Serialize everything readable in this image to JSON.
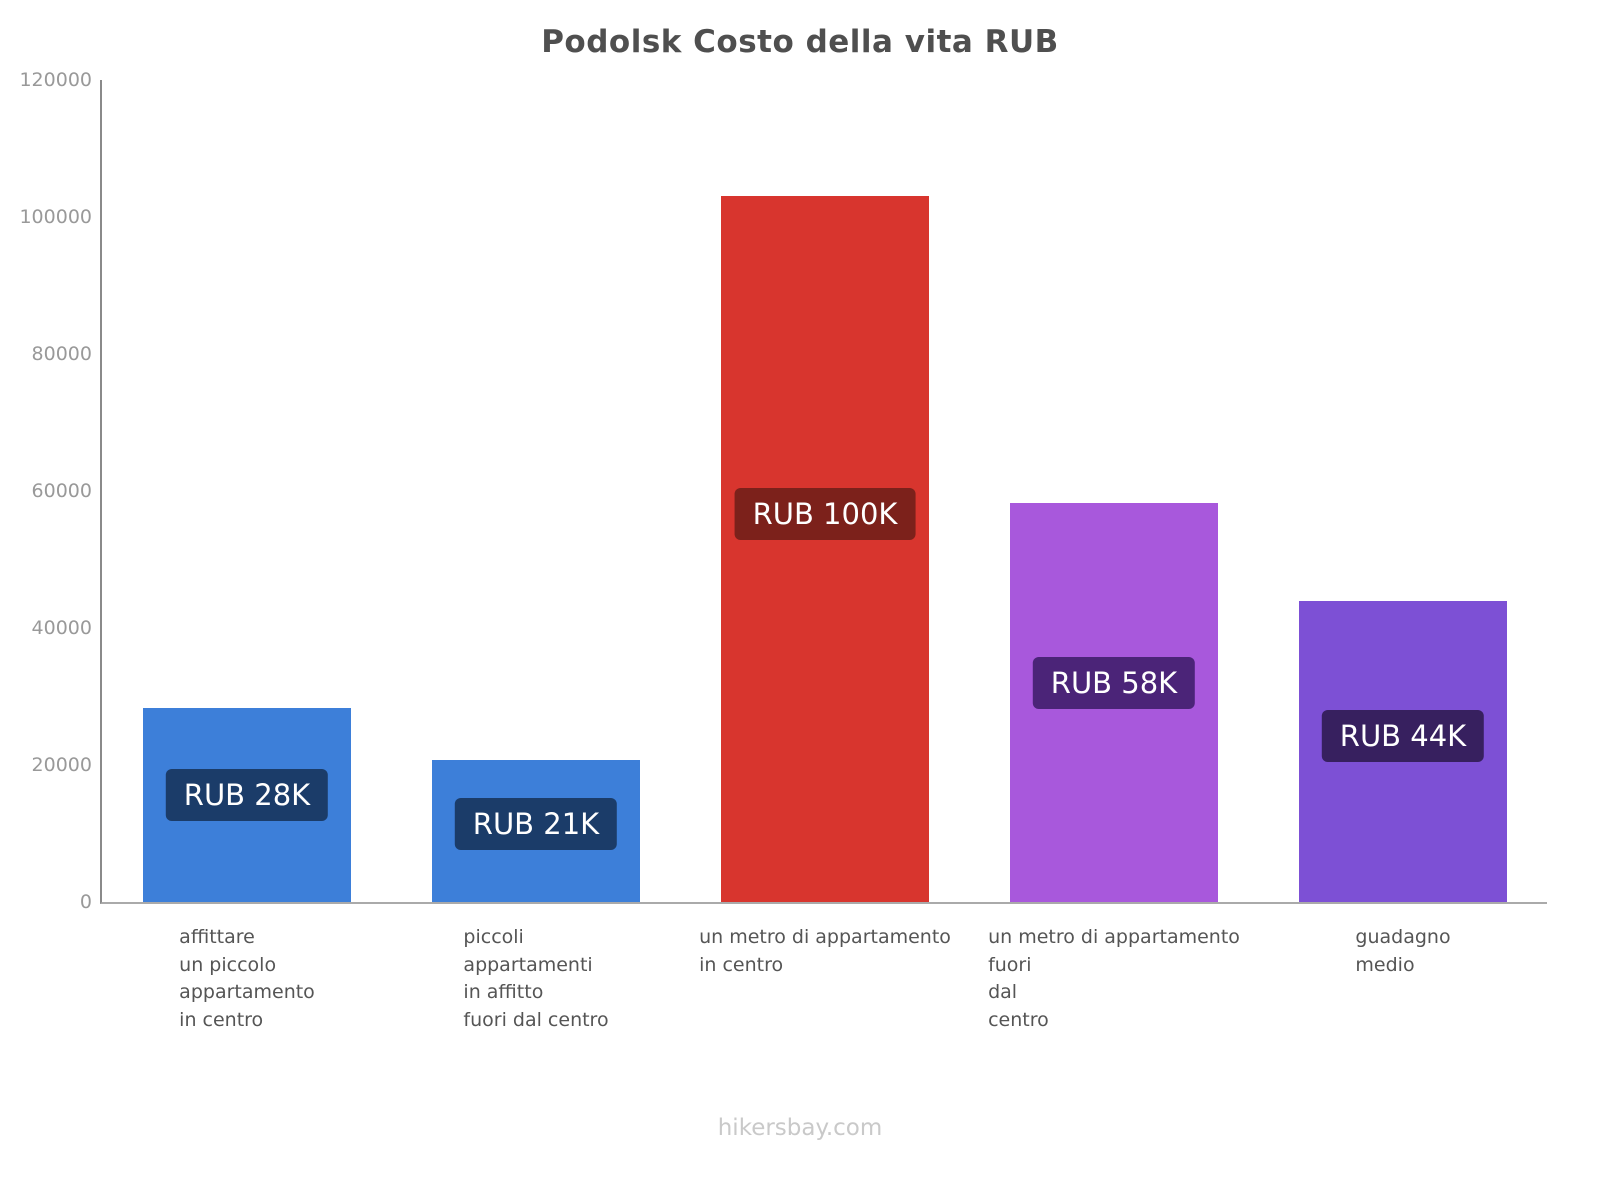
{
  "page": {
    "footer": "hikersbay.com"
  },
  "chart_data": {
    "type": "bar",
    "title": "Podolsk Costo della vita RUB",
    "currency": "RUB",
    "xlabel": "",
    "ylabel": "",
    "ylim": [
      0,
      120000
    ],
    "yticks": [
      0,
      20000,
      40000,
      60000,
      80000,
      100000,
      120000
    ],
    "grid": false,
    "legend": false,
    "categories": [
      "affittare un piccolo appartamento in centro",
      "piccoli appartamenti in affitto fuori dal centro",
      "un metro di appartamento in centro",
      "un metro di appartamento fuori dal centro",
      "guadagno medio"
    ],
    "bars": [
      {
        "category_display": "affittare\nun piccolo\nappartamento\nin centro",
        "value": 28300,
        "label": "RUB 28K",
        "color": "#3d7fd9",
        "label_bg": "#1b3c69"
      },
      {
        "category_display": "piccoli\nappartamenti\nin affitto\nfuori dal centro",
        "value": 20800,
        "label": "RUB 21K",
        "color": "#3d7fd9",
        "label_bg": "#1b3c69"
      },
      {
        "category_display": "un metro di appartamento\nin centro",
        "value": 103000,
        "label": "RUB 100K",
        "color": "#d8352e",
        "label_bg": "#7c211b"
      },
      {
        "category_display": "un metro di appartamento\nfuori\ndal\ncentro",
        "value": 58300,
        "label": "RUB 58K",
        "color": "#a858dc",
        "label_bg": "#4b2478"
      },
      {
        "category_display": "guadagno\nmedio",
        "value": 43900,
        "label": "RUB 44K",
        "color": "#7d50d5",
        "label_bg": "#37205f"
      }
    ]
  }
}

---

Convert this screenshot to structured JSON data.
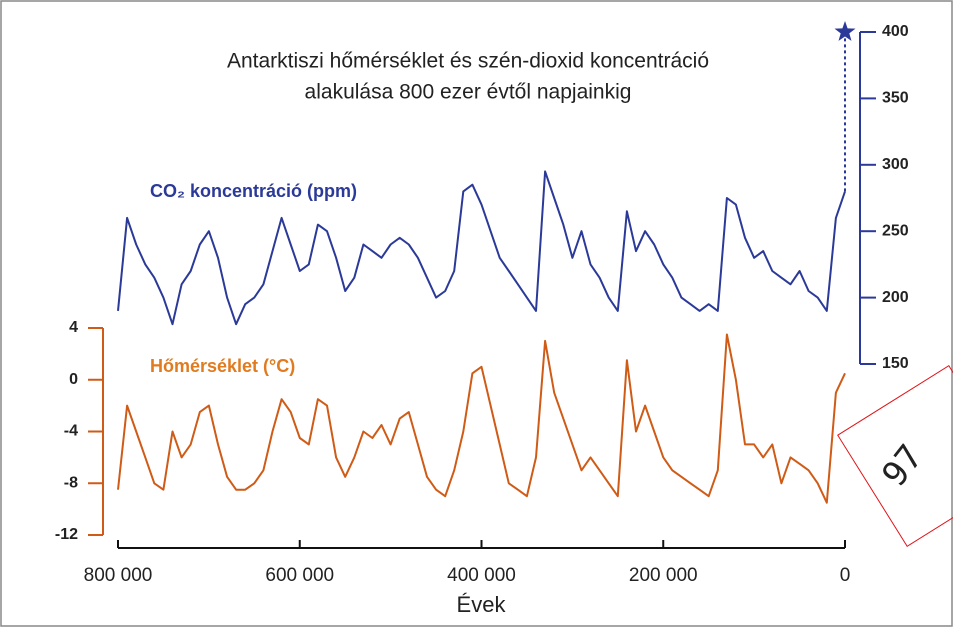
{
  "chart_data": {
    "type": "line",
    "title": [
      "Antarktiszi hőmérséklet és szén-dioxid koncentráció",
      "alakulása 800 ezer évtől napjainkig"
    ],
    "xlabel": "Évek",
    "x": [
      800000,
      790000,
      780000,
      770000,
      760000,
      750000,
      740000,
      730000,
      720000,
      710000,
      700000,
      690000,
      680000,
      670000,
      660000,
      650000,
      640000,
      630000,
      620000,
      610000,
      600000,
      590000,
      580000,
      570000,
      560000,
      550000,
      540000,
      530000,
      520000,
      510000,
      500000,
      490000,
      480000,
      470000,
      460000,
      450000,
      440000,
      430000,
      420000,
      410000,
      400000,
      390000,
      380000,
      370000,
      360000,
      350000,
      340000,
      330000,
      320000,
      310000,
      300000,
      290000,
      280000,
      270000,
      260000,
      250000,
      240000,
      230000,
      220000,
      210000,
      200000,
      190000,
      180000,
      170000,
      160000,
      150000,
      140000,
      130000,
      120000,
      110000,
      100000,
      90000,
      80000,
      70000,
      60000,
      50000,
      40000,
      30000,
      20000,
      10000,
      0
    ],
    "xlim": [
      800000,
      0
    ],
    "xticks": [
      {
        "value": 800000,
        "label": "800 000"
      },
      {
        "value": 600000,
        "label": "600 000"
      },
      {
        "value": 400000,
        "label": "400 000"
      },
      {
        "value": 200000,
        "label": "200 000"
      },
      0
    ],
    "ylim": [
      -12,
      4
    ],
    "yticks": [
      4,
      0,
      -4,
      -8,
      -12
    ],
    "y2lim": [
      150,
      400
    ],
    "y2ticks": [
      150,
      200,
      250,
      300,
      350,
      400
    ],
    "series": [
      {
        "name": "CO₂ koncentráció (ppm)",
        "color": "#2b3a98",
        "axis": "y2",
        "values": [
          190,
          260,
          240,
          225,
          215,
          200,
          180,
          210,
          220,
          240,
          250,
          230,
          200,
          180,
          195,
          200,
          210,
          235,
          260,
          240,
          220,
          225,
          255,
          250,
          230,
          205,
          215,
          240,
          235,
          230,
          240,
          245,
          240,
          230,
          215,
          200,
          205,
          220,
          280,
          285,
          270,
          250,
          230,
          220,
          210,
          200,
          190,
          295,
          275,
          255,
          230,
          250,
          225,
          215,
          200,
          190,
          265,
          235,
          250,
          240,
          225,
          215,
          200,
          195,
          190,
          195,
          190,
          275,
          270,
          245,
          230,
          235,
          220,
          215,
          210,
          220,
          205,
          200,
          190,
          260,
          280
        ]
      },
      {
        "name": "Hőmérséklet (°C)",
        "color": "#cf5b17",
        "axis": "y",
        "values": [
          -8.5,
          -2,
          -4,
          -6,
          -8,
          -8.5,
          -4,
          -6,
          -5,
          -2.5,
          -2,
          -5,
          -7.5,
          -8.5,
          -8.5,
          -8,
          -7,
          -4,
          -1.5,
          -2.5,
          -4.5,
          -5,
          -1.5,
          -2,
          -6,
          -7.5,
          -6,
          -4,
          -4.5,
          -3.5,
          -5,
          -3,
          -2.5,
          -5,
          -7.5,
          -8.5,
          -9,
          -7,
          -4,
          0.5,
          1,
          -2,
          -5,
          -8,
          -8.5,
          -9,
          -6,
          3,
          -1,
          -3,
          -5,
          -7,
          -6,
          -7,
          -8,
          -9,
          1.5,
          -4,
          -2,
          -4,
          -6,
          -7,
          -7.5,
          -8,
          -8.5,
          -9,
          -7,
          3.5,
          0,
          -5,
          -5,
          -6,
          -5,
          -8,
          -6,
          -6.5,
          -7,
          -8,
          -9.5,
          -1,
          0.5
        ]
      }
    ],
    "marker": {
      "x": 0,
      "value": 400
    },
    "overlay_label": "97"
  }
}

==

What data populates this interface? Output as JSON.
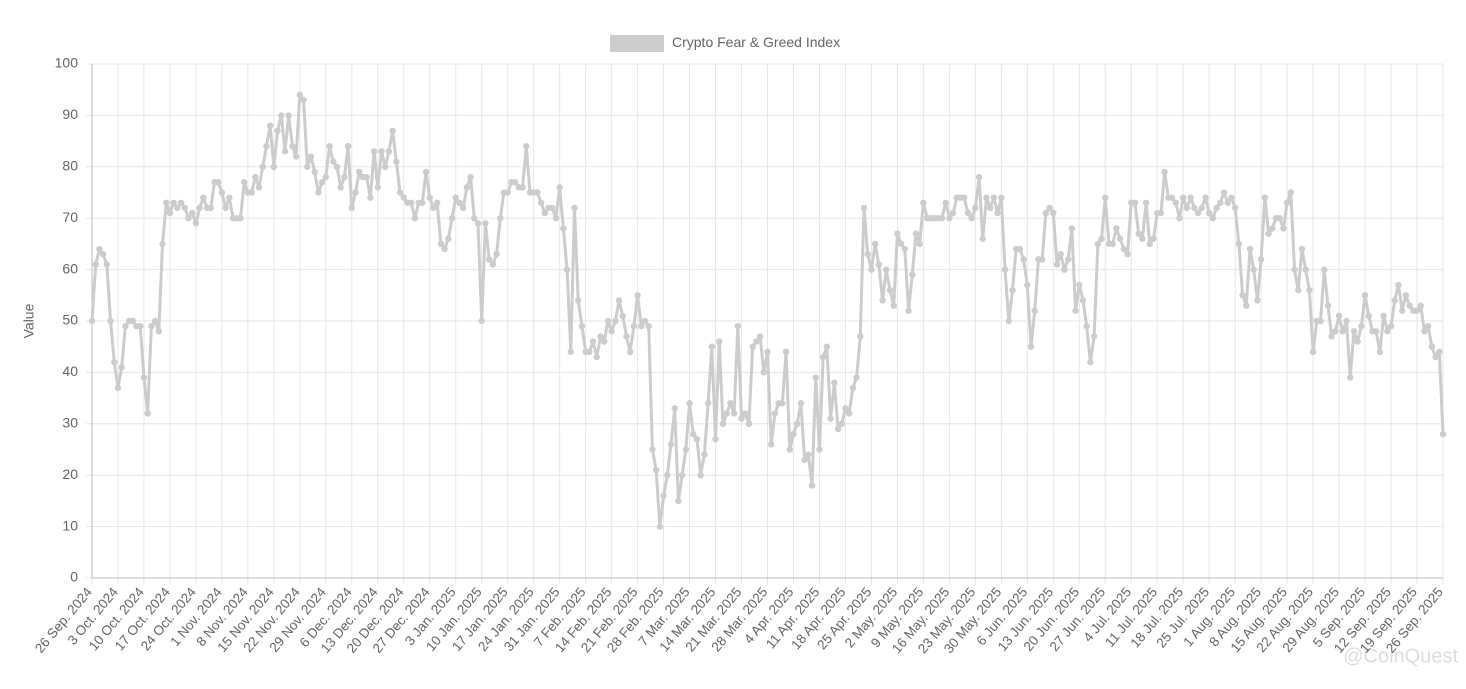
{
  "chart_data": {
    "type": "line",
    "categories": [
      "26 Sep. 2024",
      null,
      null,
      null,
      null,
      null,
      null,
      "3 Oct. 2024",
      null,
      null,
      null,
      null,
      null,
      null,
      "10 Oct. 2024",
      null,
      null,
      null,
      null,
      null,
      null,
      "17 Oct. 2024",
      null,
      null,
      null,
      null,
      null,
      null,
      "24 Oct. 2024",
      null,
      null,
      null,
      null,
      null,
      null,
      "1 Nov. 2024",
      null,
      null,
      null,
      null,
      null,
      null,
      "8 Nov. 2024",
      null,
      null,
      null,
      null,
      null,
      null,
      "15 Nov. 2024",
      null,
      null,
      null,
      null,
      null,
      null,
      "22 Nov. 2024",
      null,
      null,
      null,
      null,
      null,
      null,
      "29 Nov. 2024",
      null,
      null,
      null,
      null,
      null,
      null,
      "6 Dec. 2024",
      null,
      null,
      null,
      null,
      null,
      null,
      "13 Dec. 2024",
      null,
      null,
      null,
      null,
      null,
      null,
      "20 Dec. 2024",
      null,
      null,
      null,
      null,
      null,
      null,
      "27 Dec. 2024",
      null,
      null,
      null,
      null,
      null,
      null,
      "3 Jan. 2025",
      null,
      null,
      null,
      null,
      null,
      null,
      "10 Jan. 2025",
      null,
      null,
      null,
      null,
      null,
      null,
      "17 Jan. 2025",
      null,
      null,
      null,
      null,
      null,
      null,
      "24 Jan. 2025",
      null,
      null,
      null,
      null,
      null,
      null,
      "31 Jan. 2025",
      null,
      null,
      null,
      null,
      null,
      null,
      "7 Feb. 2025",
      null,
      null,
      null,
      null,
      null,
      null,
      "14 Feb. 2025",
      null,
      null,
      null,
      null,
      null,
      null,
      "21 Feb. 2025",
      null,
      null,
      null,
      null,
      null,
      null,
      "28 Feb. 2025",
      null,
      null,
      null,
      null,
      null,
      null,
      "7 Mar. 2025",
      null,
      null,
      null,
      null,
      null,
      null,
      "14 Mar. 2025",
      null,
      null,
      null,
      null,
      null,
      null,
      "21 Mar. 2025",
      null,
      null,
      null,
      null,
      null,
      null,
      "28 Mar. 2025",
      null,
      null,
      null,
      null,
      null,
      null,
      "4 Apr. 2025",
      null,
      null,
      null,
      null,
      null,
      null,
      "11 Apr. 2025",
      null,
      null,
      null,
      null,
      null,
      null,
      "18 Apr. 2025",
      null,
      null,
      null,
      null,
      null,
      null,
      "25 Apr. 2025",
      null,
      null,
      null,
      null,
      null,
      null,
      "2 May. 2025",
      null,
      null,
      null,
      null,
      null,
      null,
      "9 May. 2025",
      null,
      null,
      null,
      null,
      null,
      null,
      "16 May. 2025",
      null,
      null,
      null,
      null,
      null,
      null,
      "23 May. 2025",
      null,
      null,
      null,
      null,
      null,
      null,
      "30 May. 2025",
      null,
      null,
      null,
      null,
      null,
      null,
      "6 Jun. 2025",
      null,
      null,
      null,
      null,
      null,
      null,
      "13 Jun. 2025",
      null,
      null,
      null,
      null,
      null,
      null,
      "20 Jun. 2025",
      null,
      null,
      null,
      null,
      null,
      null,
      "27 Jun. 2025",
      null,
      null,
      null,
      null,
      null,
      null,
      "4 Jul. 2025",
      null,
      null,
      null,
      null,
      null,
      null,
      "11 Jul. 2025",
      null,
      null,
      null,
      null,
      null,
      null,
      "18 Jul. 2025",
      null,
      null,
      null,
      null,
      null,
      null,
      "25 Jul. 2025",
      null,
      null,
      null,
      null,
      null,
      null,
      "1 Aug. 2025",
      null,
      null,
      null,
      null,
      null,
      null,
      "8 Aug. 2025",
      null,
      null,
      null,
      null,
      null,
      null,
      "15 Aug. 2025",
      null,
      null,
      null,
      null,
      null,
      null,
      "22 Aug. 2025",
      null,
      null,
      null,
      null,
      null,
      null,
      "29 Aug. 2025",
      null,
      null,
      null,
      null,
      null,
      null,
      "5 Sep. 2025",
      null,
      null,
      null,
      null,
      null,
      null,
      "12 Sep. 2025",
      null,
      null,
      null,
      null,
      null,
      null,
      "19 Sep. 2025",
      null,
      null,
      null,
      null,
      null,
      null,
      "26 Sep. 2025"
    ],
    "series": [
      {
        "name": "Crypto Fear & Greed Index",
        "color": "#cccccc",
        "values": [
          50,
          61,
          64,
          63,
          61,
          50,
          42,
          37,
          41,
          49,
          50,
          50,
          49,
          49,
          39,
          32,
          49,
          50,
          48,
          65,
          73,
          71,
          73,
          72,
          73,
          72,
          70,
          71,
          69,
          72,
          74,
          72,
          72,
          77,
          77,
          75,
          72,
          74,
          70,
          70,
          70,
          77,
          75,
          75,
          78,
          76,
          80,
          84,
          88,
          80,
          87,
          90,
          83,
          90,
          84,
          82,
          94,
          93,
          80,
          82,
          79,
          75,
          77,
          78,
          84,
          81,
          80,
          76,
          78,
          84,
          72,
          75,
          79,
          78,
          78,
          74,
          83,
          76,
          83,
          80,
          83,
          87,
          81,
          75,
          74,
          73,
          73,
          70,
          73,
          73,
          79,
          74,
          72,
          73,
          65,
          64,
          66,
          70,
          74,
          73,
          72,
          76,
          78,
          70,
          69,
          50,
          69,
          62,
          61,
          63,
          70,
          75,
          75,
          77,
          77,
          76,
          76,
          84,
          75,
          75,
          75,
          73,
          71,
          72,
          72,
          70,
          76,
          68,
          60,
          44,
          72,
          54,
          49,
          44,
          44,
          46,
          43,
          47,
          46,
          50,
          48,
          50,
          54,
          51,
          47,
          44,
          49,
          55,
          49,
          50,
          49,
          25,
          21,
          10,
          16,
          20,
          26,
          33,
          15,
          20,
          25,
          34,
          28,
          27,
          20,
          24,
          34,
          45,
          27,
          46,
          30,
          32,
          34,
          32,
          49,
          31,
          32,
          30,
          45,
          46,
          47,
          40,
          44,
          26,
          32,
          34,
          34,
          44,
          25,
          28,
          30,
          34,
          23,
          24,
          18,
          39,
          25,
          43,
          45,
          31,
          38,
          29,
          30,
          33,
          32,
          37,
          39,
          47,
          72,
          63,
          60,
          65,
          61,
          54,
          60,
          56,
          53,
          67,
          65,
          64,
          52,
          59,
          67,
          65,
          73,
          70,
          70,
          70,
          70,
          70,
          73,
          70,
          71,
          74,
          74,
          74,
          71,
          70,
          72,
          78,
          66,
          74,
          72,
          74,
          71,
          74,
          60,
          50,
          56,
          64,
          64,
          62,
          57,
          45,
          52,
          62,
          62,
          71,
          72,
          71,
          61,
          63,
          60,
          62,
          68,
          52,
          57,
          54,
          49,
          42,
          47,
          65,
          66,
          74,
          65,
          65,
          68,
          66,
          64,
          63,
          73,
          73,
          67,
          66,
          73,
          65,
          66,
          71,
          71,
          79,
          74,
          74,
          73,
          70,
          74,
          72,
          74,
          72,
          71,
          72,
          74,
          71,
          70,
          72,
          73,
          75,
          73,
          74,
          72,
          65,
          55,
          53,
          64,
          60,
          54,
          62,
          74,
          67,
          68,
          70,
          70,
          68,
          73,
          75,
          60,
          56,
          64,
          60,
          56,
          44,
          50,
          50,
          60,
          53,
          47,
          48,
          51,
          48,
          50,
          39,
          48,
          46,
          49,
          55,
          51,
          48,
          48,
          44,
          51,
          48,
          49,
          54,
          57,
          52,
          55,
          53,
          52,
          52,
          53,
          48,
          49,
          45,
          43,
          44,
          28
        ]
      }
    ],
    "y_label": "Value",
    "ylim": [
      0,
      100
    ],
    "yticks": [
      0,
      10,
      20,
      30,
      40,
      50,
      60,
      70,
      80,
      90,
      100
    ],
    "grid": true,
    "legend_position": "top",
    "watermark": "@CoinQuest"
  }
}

*What the task requires*: Copy every line in the entries above that has the string "koncentráció" in it.

*Output*:
      "Antarktiszi hőmérséklet és szén-dioxid koncentráció",
        "name": "CO₂ koncentráció (ppm)",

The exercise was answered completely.